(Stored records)

<<<<

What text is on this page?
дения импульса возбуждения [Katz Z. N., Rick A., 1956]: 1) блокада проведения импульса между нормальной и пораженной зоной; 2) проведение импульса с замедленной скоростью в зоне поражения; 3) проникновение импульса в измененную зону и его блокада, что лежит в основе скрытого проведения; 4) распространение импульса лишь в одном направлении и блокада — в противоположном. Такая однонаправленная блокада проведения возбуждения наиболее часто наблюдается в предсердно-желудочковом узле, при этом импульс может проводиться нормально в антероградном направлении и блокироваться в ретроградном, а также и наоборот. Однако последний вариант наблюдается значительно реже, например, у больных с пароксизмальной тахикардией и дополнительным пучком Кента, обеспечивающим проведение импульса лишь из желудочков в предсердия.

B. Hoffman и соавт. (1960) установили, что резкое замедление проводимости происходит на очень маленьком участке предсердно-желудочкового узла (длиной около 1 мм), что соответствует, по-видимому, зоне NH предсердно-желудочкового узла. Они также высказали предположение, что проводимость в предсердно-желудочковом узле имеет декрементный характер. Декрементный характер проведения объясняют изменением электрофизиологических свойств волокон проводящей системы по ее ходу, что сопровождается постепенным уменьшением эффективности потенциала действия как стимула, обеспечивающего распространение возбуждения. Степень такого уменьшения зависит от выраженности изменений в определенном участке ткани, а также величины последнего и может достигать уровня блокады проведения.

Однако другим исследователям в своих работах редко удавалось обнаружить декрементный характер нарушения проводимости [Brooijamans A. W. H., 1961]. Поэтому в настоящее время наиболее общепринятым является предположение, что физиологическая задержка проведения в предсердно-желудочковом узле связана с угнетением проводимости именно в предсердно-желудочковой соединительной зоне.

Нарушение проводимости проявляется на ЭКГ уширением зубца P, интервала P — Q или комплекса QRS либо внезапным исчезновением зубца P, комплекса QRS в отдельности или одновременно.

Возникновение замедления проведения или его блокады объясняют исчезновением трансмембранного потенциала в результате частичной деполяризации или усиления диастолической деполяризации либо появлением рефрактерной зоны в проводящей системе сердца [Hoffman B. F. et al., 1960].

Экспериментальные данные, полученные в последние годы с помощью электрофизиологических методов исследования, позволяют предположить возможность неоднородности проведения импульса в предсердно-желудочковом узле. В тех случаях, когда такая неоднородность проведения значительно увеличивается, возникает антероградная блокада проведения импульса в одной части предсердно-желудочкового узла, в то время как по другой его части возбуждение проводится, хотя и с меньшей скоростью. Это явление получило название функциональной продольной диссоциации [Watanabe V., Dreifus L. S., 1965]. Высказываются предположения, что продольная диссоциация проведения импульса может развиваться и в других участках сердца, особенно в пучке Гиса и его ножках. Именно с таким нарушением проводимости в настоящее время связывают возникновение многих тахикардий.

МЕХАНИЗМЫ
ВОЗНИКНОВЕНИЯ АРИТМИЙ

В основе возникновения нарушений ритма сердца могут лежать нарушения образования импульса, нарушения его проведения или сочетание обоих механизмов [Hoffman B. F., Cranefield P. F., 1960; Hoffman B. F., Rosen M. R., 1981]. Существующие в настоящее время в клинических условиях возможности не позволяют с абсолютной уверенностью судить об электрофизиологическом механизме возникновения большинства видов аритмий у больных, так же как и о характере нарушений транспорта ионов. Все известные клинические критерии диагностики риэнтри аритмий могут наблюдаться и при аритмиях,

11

>>>>

Go through the listing and print each line exactly as it appears.

Output of the task:
What text is on this page?
дения импульса возбуждения [Katz Z. N., Rick A., 1956]: 1) блокада проведения импульса между нормальной и пораженной зоной; 2) проведение импульса с замедленной скоростью в зоне поражения; 3) проникновение импульса в измененную зону и его блокада, что лежит в основе скрытого проведения; 4) распространение импульса лишь в одном направлении и блокада — в противоположном. Такая однонаправленная блокада проведения возбуждения наиболее часто наблюдается в предсердно-желудочковом узле, при этом импульс может проводиться нормально в антероградном направлении и блокироваться в ретроградном, а также и наоборот. Однако последний вариант наблюдается значительно реже, например, у больных с пароксизмальной тахикардией и дополнительным пучком Кента, обеспечивающим проведение импульса лишь из желудочков в предсердия.

B. Hoffman и соавт. (1960) установили, что резкое замедление проводимости происходит на очень маленьком участке предсердно-желудочкового узла (длиной около 1 мм), что соответствует, по-видимому, зоне NH предсердно-желудочкового узла. Они также высказали предположение, что проводимость в предсердно-желудочковом узле имеет декрементный характер. Декрементный характер проведения объясняют изменением электрофизиологических свойств волокон проводящей системы по ее ходу, что сопровождается постепенным уменьшением эффективности потенциала действия как стимула, обеспечивающего распространение возбуждения. Степень такого уменьшения зависит от выраженности изменений в определенном участке ткани, а также величины последнего и может достигать уровня блокады проведения.

Однако другим исследователям в своих работах редко удавалось обнаружить декрементный характер нарушения проводимости [Brooijamans A. W. H., 1961]. Поэтому в настоящее время наиболее общепринятым является предположение, что физиологическая задержка проведения в предсердно-желудочковом узле связана с угнетением проводимости именно в предсердно-желудочковой соединительной зоне.

Нарушение проводимости проявляется на ЭКГ уширением зубца P, интервала P — Q или комплекса QRS либо внезапным исчезновением зубца P, комплекса QRS в отдельности или одновременно.

Возникновение замедления проведения или его блокады объясняют исчезновением трансмембранного потенциала в результате частичной деполяризации или усиления диастолической деполяризации либо появлением рефрактерной зоны в проводящей системе сердца [Hoffman B. F. et al., 1960].

Экспериментальные данные, полученные в последние годы с помощью электрофизиологических методов исследования, позволяют предположить возможность неоднородности проведения импульса в предсердно-желудочковом узле. В тех случаях, когда такая неоднородность проведения значительно увеличивается, возникает антероградная блокада проведения импульса в одной части предсердно-желудочкового узла, в то время как по другой его части возбуждение проводится, хотя и с меньшей скоростью. Это явление получило название функциональной продольной диссоциации [Watanabe V., Dreifus L. S., 1965]. Высказываются предположения, что продольная диссоциация проведения импульса может развиваться и в других участках сердца, особенно в пучке Гиса и его ножках. Именно с таким нарушением проводимости в настоящее время связывают возникновение многих тахикардий.

МЕХАНИЗМЫ
ВОЗНИКНОВЕНИЯ АРИТМИЙ

В основе возникновения нарушений ритма сердца могут лежать нарушения образования импульса, нарушения его проведения или сочетание обоих механизмов [Hoffman B. F., Cranefield P. F., 1960; Hoffman B. F., Rosen M. R., 1981]. Существующие в настоящее время в клинических условиях возможности не позволяют с абсолютной уверенностью судить об электрофизиологическом механизме возникновения большинства видов аритмий у больных, так же как и о характере нарушений транспорта ионов. Все известные клинические критерии диагностики риэнтри аритмий могут наблюдаться и при аритмиях,

11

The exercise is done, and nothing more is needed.